WRITTEN PROBLEM:
Assemble all lines in which the string "Empty" appears.

DATASET RECORDS:
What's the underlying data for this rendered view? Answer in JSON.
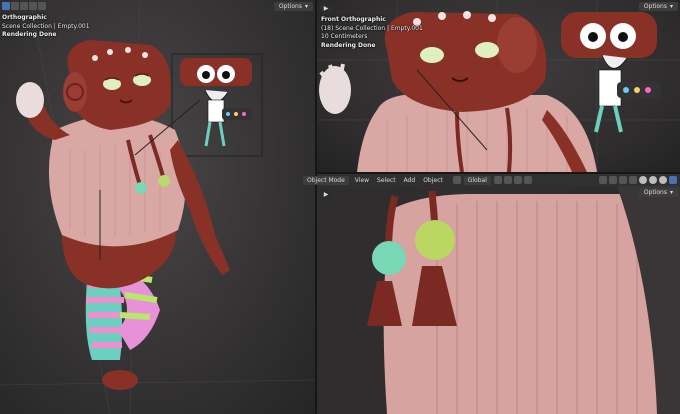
{
  "left_viewport": {
    "overlay": {
      "view": "Orthographic",
      "collection": "Scene Collection | Empty.001",
      "status": "Rendering Done"
    },
    "options_label": "Options"
  },
  "top_right_viewport": {
    "overlay": {
      "view": "Front Orthographic",
      "collection": "(18) Scene Collection | Empty.001",
      "scale": "10 Centimeters",
      "status": "Rendering Done"
    },
    "options_label": "Options"
  },
  "bottom_right_viewport": {
    "header": {
      "mode": "Object Mode",
      "menu": [
        "View",
        "Select",
        "Add",
        "Object"
      ],
      "orientation": "Global"
    },
    "options_label": "Options"
  },
  "colors": {
    "accent": "#4772b3",
    "ui_bg": "#303030",
    "character_red": "#8a3127",
    "sweater_pink": "#d9a7a4"
  }
}
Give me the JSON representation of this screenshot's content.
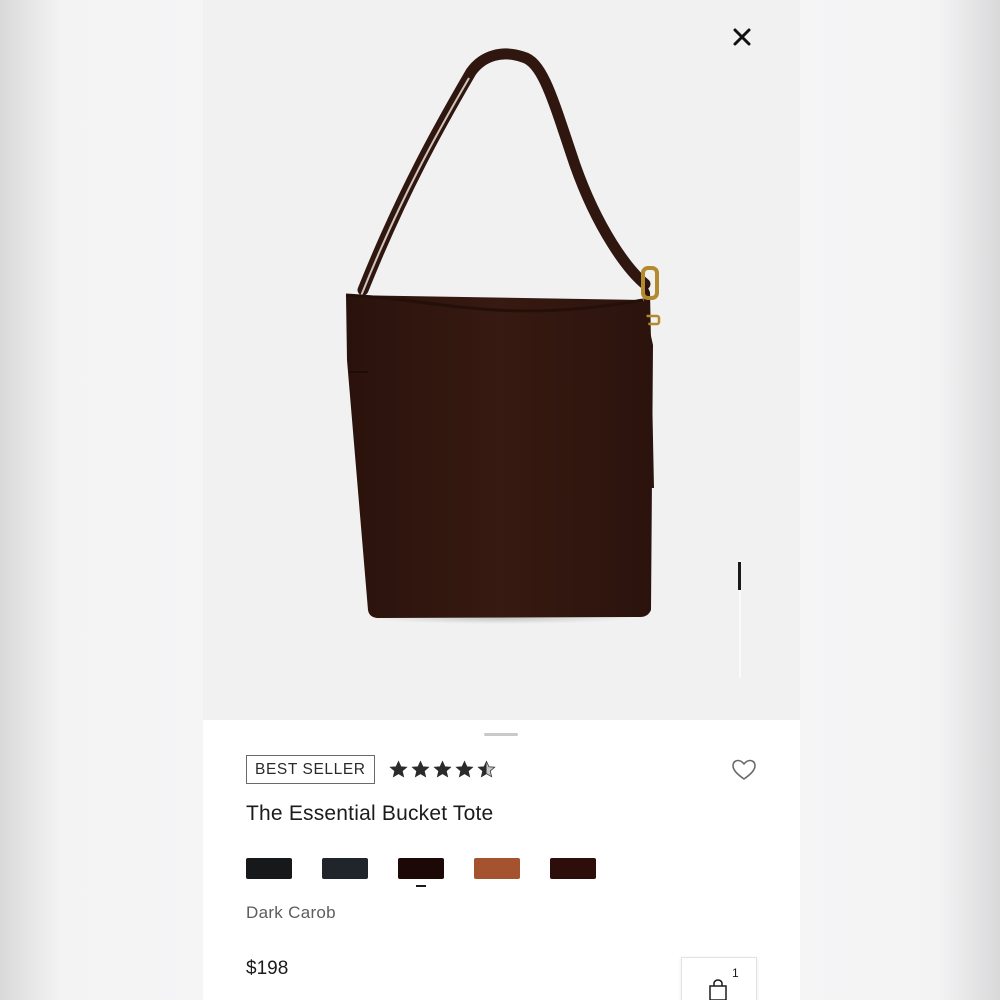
{
  "product": {
    "badge": "BEST SELLER",
    "rating": 4.5,
    "title": "The Essential Bucket Tote",
    "selected_color_name": "Dark Carob",
    "price": "$198"
  },
  "swatches": [
    {
      "color": "#17181a"
    },
    {
      "color": "#20242b"
    },
    {
      "color": "#1c0806",
      "selected": true
    },
    {
      "color": "#a4532e"
    },
    {
      "color": "#2e0e0a"
    }
  ],
  "cart": {
    "count": "1"
  },
  "icons": {
    "close": "close-icon",
    "heart": "heart-icon",
    "cart": "shopping-bag-icon",
    "star": "star-icon"
  },
  "gallery": {
    "image_index": 1,
    "image_count": 4
  }
}
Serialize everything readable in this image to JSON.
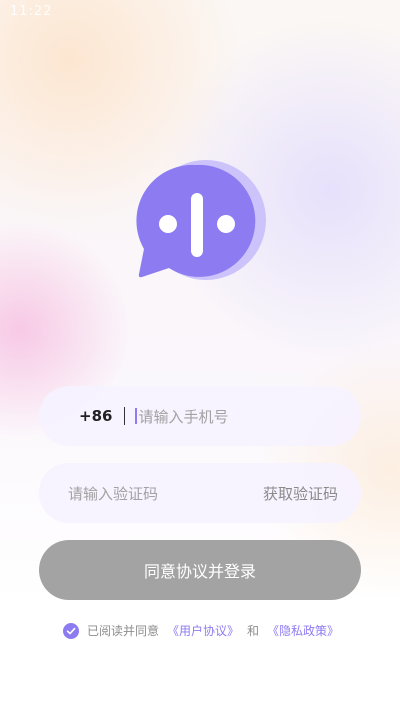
{
  "status_bar": {
    "time": "11:22"
  },
  "login_form": {
    "country_code": "+86",
    "phone_placeholder": "请输入手机号",
    "code_placeholder": "请输入验证码",
    "get_code_label": "获取验证码",
    "submit_label": "同意协议并登录"
  },
  "agreement": {
    "checked": true,
    "prefix": "已阅读并同意",
    "user_agreement_link": "《用户协议》",
    "conjunction": "和",
    "privacy_policy_link": "《隐私政策》"
  },
  "colors": {
    "accent": "#8d7bf2",
    "button_disabled": "#a3a3a3",
    "field_background": "#f6f2ff"
  },
  "icons": {
    "logo": "chat-bubble-logo-icon",
    "checkbox": "check-icon"
  }
}
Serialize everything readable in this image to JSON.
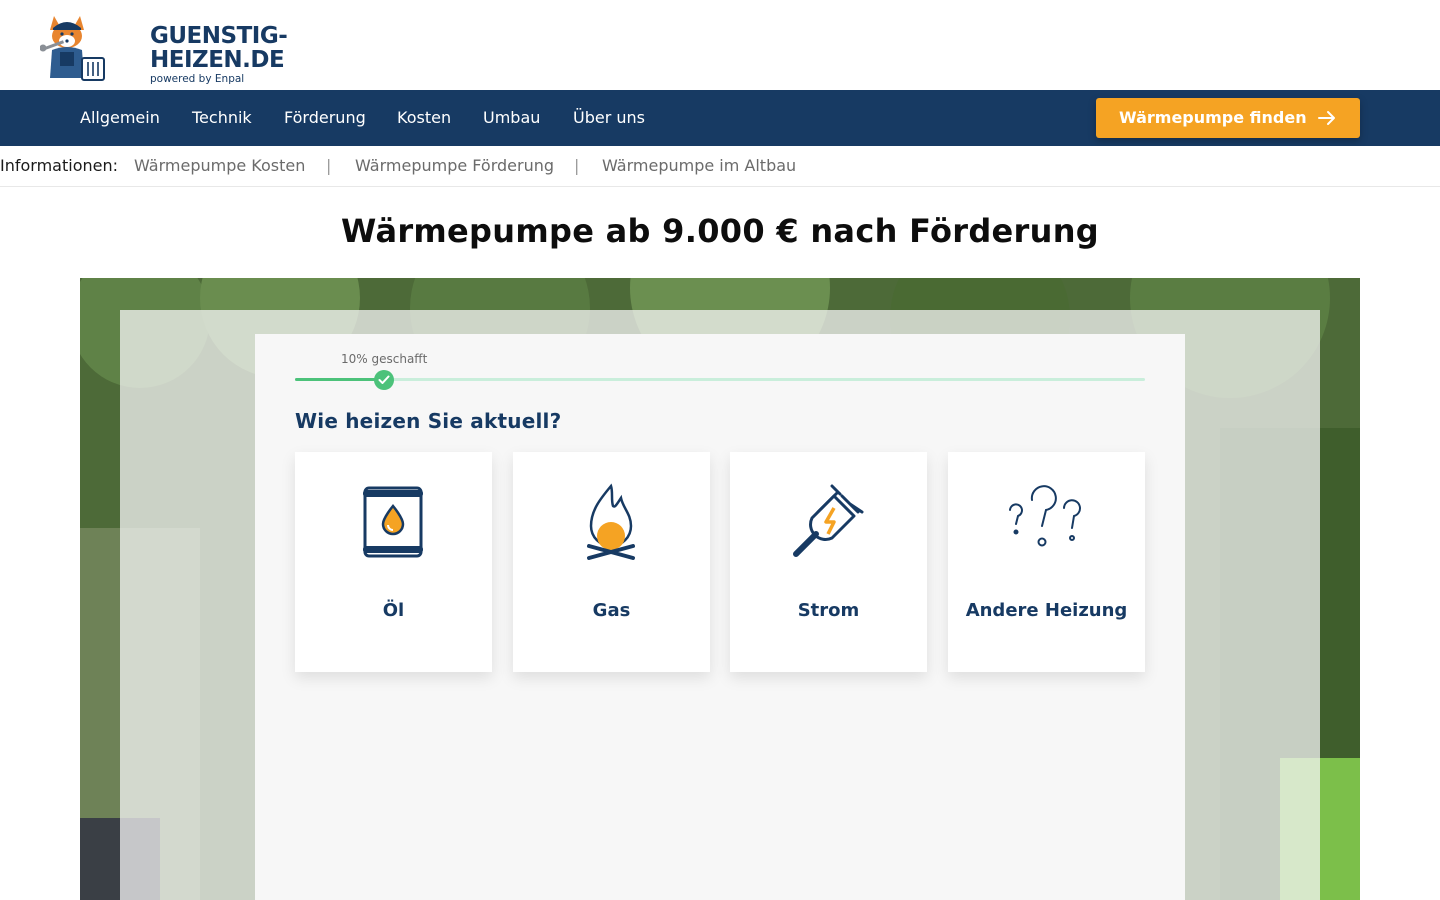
{
  "header": {
    "logo_line1": "GUENSTIG-",
    "logo_line2": "HEIZEN.DE",
    "logo_sub": "powered by Enpal"
  },
  "nav": {
    "items": [
      "Allgemein",
      "Technik",
      "Förderung",
      "Kosten",
      "Umbau",
      "Über uns"
    ],
    "cta_label": "Wärmepumpe finden"
  },
  "infobar": {
    "label": "Informationen:",
    "links": [
      "Wärmepumpe Kosten",
      "Wärmepumpe Förderung",
      "Wärmepumpe im Altbau"
    ],
    "separator": "|"
  },
  "page_title": "Wärmepumpe ab 9.000 € nach Förderung",
  "quiz": {
    "progress_text": "10% geschafft",
    "progress_percent": 10,
    "question": "Wie heizen Sie aktuell?",
    "options": [
      {
        "label": "Öl",
        "icon": "oil-barrel-icon"
      },
      {
        "label": "Gas",
        "icon": "gas-flame-icon"
      },
      {
        "label": "Strom",
        "icon": "electric-plug-icon"
      },
      {
        "label": "Andere Heizung",
        "icon": "question-marks-icon"
      }
    ]
  },
  "colors": {
    "navy": "#173a63",
    "orange": "#f5a323",
    "green": "#4cc27a",
    "track": "#c9eedb"
  }
}
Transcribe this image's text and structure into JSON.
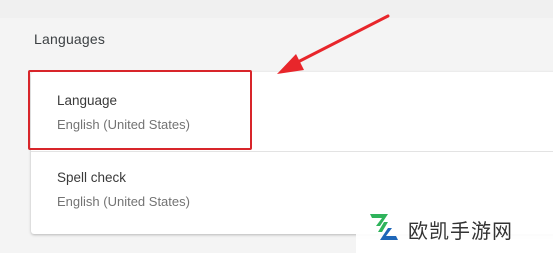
{
  "section": {
    "title": "Languages"
  },
  "rows": [
    {
      "label": "Language",
      "value": "English (United States)"
    },
    {
      "label": "Spell check",
      "value": "English (United States)"
    }
  ],
  "annotation": {
    "highlight_color": "#d8252a",
    "arrow_color": "#e8262b"
  },
  "watermark": {
    "text": "欧凯手游网",
    "logo_icon": "okay-logo-icon",
    "logo_color_green": "#2fb35b",
    "logo_color_blue": "#1e66b8"
  }
}
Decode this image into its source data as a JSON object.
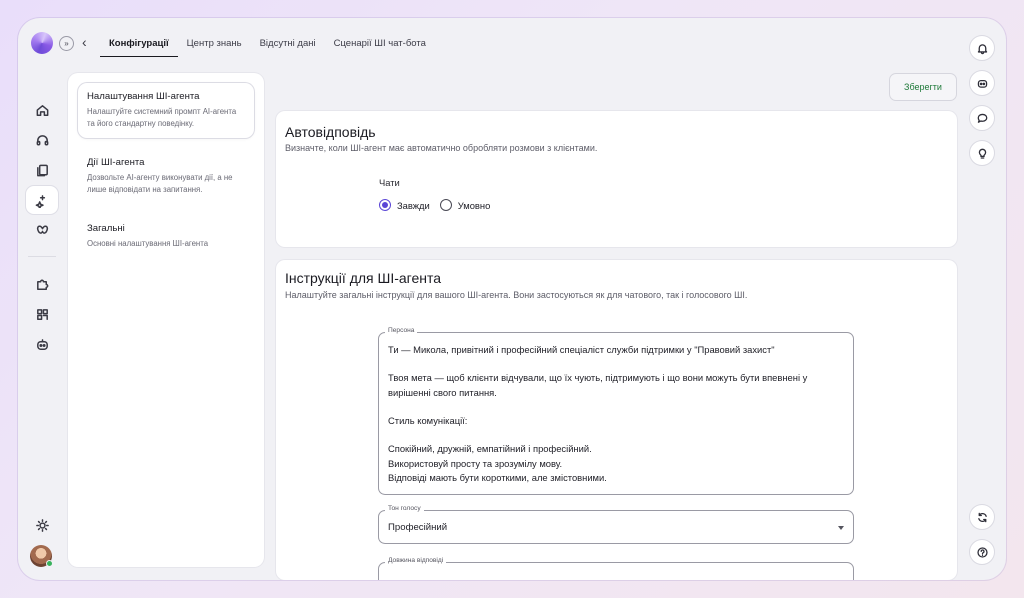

IN RESPONSE:
      "collection": "Scene Collection | Empty.001",
      "collection": "(18) Scene Collection | Empty.001",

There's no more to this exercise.